--- WHAT YOU ARE ASKED TO DO ---
Work out the number of lines with the word "ordinaux" in the material below, then reply with that number only.

--- start MATERIAL FOR THIS EXERCISE ---

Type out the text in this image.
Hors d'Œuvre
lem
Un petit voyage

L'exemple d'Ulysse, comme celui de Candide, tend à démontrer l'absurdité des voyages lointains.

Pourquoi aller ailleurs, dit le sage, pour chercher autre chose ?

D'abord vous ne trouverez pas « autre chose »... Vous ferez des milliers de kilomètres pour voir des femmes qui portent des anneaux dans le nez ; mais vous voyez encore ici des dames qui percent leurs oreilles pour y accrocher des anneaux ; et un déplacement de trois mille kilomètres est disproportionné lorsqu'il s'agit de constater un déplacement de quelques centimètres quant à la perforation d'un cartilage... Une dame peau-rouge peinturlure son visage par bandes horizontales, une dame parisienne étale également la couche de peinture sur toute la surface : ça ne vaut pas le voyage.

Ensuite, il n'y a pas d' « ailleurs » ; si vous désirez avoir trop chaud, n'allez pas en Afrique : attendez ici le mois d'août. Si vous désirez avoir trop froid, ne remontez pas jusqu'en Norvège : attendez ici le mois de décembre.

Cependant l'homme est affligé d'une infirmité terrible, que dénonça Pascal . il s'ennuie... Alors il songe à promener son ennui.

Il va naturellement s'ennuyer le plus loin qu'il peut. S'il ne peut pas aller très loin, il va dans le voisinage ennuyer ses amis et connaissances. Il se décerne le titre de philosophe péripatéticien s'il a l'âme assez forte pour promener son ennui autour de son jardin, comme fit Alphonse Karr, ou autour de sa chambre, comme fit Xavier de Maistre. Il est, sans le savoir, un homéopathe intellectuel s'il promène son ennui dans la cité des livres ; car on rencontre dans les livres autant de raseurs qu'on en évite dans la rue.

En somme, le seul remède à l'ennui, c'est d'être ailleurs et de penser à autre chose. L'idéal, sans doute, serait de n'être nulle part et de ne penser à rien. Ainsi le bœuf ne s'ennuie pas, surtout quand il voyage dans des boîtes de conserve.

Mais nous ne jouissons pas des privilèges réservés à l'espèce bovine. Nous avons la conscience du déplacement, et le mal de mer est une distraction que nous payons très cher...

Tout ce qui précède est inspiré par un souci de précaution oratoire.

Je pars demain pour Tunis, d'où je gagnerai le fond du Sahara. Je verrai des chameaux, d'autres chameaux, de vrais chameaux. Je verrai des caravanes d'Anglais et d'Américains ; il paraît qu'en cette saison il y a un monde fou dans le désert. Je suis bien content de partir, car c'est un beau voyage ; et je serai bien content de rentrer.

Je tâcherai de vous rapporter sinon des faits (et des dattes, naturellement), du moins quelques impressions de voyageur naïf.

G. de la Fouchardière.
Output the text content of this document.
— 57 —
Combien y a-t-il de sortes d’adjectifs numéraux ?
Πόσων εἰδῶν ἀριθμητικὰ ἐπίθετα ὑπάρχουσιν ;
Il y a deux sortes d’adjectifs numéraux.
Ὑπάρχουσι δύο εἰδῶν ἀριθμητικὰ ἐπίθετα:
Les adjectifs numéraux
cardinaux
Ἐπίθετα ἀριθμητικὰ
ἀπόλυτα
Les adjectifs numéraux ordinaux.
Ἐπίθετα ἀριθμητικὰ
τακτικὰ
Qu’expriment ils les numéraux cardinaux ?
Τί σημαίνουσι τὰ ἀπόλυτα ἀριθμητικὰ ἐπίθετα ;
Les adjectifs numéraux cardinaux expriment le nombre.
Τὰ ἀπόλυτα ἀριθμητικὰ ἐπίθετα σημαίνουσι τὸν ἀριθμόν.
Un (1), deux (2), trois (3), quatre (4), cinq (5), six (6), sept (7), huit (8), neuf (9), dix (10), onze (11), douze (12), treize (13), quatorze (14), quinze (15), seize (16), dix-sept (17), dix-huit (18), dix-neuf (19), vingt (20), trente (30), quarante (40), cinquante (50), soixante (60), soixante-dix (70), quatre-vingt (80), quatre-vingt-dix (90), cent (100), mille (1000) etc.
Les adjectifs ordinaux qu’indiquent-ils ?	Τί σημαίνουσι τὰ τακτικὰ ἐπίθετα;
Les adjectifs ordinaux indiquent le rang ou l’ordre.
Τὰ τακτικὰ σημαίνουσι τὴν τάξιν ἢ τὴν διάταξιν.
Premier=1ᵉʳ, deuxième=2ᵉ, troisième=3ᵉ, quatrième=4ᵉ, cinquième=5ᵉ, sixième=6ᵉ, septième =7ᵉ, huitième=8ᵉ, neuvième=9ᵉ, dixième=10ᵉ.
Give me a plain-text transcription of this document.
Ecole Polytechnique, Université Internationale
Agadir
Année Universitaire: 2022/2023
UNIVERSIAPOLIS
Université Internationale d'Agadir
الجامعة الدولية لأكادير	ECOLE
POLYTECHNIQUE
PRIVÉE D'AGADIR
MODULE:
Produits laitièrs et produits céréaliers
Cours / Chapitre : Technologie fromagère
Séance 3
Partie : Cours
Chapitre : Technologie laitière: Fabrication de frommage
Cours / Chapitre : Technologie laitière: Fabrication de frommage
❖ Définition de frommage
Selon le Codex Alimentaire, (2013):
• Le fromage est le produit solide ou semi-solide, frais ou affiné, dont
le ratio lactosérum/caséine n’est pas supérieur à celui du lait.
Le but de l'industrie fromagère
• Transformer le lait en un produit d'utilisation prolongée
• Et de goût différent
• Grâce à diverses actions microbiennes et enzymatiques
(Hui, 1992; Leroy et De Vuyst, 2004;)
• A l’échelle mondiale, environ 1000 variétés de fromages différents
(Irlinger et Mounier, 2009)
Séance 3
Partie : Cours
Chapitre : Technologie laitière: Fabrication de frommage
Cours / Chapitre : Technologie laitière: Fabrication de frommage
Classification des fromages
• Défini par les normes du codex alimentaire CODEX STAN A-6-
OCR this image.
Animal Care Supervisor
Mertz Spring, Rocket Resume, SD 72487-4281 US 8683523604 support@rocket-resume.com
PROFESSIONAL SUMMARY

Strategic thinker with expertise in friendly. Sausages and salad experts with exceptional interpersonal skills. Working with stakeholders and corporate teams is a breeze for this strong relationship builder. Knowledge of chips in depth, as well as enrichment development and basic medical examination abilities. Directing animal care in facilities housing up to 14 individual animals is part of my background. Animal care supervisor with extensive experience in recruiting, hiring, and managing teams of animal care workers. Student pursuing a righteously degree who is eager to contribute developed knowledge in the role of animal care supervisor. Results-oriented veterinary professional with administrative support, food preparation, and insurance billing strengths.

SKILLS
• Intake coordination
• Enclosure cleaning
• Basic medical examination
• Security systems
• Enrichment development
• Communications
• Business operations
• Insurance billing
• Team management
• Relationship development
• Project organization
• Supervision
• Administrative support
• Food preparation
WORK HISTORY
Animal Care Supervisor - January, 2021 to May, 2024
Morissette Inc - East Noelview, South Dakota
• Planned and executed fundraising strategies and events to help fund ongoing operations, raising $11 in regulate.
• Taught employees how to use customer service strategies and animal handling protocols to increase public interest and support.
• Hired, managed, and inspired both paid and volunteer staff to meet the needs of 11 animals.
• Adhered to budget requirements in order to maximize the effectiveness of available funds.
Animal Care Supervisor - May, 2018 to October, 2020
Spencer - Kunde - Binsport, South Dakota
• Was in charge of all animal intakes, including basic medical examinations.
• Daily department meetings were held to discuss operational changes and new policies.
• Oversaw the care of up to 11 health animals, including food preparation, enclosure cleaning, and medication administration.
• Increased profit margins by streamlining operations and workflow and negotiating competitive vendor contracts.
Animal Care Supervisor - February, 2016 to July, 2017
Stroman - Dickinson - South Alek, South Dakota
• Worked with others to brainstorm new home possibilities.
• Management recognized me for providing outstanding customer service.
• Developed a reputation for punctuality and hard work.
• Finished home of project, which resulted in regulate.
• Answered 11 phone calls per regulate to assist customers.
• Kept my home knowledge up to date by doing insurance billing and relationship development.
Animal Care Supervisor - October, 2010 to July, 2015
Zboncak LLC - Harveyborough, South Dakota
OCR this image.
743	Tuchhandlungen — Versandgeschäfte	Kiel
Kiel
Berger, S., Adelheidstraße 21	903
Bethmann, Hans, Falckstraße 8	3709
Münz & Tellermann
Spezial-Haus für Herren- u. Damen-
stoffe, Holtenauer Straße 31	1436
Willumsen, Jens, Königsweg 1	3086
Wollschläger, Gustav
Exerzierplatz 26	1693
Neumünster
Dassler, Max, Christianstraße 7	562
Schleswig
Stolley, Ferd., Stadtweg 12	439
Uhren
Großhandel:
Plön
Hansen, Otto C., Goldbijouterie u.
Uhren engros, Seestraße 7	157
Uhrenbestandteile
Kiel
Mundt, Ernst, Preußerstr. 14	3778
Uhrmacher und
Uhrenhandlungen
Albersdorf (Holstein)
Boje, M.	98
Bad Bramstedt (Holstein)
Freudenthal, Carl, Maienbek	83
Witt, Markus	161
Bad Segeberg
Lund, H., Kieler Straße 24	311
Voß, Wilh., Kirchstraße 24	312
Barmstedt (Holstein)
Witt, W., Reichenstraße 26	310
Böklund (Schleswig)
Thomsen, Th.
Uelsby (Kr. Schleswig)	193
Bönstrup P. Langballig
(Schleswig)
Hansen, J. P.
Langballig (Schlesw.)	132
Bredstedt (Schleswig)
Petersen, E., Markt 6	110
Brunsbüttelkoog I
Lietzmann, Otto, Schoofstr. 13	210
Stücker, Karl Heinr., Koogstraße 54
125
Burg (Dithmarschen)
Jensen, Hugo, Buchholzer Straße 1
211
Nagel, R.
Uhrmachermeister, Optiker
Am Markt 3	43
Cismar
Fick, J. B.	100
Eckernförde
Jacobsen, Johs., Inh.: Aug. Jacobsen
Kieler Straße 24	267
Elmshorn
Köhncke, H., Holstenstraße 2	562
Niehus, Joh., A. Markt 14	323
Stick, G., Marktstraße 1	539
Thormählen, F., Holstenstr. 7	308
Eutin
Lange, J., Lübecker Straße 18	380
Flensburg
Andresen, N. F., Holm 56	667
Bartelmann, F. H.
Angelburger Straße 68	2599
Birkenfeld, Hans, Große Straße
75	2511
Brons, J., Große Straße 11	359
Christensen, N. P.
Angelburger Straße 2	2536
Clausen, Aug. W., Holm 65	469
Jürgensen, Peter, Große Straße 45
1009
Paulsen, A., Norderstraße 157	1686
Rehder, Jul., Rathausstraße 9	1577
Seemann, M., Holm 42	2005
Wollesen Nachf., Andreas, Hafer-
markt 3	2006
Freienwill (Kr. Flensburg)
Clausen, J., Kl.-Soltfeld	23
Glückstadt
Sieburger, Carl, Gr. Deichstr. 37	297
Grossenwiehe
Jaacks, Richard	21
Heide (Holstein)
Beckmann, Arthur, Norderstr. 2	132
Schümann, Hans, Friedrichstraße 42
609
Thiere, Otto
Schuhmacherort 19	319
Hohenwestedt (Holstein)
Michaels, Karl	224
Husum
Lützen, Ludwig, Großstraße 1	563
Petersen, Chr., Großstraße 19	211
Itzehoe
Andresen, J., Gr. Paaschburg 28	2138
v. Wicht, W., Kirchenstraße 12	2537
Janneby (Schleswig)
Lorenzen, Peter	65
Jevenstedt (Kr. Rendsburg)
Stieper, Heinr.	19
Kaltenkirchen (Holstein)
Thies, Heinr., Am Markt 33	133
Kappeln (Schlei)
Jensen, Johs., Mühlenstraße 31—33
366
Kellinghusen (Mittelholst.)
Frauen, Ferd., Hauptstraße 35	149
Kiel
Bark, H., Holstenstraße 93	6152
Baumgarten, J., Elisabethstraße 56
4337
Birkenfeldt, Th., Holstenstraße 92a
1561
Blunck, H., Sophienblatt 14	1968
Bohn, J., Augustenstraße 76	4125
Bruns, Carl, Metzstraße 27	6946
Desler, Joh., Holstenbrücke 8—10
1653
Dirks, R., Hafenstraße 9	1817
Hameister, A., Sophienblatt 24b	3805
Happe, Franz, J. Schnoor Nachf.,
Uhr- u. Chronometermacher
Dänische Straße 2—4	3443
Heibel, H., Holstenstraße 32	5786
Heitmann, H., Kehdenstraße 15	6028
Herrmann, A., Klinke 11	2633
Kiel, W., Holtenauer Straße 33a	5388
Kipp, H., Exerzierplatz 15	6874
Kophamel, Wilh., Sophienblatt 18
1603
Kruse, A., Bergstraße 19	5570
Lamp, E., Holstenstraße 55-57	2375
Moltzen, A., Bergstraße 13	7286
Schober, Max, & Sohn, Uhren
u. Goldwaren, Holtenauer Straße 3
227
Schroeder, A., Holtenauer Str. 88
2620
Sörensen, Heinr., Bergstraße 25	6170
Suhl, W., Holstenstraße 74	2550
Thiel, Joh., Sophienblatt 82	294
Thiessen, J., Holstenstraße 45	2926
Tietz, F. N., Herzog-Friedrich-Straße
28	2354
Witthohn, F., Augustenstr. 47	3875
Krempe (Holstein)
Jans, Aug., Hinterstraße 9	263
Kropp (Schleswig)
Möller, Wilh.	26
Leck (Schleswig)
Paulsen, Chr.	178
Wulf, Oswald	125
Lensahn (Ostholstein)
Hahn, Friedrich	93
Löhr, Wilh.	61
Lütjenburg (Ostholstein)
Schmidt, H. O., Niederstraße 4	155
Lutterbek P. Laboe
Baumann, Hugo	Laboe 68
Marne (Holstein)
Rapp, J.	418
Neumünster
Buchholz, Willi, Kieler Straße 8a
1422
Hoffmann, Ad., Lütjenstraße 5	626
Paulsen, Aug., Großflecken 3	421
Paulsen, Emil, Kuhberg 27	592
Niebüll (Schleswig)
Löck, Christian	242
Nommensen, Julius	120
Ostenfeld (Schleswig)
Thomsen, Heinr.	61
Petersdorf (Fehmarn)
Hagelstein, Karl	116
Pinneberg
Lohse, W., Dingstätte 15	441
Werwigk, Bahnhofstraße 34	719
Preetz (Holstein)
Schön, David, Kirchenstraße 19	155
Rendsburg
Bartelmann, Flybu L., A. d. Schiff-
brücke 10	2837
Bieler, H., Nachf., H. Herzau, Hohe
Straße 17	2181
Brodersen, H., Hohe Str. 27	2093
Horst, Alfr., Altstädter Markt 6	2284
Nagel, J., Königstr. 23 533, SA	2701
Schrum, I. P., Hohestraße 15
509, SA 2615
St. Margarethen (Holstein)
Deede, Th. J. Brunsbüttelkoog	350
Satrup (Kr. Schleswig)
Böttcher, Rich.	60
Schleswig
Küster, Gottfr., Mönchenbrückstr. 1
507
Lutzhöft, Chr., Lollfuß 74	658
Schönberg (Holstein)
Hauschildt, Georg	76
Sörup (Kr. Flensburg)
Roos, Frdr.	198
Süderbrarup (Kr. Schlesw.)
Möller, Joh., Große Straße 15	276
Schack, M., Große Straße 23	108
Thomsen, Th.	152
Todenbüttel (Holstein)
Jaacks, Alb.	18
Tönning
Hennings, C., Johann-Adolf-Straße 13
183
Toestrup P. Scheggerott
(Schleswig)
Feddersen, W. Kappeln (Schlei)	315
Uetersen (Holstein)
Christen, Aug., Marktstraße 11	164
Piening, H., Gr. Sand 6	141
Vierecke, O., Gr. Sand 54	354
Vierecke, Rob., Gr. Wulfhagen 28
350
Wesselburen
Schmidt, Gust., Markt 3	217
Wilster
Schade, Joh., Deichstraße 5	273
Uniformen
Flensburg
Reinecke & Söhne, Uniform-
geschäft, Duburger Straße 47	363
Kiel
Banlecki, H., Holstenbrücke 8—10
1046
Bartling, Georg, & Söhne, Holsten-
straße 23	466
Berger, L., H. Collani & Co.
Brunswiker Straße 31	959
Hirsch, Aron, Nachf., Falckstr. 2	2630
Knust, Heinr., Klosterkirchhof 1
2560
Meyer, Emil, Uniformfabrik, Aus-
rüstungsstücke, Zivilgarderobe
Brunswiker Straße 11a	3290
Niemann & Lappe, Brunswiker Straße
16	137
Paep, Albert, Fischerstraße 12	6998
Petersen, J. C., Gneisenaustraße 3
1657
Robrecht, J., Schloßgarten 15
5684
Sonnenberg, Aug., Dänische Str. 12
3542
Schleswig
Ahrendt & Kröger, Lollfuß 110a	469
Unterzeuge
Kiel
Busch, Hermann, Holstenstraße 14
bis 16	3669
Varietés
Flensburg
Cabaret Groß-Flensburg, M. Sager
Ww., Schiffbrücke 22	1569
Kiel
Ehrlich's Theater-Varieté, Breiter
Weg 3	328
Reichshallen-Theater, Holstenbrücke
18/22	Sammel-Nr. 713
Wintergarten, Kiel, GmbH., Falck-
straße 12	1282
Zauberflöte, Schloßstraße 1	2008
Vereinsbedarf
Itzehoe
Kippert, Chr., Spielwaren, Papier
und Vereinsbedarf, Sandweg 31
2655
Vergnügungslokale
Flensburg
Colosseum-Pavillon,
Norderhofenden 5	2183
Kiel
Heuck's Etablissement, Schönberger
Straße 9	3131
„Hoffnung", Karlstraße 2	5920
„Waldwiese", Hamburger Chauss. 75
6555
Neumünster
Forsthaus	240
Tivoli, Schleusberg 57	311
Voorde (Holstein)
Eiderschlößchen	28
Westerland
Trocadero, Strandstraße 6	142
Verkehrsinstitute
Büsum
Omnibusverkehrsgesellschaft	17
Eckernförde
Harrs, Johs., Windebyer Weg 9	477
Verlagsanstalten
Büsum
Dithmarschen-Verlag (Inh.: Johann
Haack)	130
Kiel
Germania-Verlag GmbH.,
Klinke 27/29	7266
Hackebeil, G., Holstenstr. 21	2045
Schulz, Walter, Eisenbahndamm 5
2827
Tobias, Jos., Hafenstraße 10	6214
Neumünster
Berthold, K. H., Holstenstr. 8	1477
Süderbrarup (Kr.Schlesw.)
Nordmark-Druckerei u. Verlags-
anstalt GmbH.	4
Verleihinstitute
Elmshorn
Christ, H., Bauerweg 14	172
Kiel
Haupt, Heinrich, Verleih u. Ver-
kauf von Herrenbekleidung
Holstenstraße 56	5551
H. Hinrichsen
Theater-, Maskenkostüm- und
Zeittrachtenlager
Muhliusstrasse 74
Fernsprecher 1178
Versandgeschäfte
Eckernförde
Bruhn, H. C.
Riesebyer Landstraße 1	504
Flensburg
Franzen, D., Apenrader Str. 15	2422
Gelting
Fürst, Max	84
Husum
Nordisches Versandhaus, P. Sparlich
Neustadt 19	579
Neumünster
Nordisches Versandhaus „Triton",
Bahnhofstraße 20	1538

--- end MATERIAL FOR THIS EXERCISE ---

--- TASK RESPONSE ---
3